| Your task |
Determine how many lines in the data below contain "Output" and write only that number.

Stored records
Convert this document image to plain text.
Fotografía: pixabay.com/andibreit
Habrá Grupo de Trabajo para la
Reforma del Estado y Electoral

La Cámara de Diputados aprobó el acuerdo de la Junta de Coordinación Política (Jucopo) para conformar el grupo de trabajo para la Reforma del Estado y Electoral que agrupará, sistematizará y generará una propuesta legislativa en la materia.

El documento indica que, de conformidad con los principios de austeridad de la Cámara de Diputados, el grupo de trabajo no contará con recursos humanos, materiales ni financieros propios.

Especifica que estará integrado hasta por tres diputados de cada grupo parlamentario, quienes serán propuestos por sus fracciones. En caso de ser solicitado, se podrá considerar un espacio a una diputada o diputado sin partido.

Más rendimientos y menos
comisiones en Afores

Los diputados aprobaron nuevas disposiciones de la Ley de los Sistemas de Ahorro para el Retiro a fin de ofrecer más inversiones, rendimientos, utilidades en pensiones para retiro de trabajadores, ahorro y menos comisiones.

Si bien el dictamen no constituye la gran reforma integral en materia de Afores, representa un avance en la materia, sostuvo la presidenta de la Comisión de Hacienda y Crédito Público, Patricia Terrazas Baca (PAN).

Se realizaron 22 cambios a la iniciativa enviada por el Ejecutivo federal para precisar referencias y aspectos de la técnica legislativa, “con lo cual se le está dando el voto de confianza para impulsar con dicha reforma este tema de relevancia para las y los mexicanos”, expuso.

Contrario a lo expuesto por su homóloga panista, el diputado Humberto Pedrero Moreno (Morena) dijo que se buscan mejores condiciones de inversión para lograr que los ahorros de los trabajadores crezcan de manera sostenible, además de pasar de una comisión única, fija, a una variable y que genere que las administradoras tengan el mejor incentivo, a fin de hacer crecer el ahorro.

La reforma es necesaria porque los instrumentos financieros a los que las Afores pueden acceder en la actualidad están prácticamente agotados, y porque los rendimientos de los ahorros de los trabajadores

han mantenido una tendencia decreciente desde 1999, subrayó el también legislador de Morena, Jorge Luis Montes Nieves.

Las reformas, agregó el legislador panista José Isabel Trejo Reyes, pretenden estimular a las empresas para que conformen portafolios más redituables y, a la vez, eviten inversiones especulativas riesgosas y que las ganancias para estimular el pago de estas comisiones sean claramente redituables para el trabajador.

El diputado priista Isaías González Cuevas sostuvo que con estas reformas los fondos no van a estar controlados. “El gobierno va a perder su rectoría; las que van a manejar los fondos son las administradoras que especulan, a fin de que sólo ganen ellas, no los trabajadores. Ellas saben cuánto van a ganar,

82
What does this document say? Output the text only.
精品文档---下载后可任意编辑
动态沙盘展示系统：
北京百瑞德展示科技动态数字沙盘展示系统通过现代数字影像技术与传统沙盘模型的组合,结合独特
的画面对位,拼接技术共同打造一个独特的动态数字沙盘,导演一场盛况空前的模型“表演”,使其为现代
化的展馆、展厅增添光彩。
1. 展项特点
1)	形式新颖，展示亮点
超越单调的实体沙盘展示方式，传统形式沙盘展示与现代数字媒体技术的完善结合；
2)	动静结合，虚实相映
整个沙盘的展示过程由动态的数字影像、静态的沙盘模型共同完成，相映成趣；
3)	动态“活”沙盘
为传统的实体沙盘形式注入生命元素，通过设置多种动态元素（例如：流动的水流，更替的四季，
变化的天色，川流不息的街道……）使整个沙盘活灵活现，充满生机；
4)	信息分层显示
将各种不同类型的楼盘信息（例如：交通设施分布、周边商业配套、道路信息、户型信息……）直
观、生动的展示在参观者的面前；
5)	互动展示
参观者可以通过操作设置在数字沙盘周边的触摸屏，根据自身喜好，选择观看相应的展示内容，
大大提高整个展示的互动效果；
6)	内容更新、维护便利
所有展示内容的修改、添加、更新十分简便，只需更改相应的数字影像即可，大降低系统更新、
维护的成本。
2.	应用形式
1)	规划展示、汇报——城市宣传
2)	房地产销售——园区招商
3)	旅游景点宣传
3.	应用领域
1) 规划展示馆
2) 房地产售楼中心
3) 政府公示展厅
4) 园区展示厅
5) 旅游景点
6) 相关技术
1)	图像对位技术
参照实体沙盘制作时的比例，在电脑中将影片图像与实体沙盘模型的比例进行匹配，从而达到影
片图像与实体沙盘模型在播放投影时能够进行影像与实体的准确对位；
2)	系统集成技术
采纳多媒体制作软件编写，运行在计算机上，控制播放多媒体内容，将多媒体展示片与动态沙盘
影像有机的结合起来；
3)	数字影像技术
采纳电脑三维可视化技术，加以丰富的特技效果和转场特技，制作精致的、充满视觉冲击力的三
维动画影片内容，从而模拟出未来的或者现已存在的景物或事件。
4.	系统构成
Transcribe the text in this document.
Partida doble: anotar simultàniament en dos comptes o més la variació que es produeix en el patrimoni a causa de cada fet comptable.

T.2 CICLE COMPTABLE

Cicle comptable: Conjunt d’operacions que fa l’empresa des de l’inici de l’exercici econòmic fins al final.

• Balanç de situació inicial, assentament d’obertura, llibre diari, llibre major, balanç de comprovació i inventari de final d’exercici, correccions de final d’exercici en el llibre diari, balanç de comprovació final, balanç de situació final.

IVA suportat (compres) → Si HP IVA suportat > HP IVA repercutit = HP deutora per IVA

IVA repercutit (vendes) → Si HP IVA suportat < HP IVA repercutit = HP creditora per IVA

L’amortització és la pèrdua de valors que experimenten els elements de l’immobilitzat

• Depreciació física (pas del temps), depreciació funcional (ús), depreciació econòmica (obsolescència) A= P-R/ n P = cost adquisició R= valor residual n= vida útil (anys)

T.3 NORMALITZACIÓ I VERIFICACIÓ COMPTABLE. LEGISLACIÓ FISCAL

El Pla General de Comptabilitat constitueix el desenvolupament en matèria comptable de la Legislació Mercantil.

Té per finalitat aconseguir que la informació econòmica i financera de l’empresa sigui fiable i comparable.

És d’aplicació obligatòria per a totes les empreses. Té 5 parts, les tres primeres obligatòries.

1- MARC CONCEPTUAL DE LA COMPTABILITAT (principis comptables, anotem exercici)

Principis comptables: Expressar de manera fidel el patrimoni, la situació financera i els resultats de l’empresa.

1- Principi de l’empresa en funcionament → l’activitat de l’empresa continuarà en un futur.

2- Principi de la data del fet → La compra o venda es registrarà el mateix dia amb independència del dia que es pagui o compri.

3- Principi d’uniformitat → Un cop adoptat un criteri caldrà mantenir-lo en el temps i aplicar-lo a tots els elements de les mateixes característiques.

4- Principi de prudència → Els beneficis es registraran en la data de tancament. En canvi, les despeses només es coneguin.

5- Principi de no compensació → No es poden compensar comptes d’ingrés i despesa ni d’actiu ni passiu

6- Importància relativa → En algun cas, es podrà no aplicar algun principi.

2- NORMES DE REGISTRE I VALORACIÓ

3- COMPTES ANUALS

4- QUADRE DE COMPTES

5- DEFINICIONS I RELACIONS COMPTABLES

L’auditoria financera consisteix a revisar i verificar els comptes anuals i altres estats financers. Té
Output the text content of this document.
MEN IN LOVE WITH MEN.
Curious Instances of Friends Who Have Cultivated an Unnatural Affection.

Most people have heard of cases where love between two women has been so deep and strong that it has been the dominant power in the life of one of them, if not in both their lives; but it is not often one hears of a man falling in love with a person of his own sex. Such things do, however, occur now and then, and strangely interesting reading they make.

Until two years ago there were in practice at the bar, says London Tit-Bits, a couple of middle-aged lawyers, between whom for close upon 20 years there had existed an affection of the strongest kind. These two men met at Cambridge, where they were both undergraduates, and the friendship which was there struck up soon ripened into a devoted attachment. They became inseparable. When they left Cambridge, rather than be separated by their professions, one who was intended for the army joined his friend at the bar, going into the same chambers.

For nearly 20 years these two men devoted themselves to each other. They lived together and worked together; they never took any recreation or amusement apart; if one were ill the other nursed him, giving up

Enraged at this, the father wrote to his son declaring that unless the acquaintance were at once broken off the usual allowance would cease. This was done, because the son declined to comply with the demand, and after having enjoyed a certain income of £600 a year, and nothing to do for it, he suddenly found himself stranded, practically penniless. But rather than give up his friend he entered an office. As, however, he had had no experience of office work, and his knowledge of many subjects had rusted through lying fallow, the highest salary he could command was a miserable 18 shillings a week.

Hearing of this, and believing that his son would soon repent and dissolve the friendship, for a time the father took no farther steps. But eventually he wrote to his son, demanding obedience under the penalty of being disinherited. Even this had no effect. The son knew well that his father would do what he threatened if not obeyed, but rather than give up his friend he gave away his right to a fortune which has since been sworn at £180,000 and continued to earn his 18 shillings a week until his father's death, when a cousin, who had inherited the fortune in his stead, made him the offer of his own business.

| Result |
2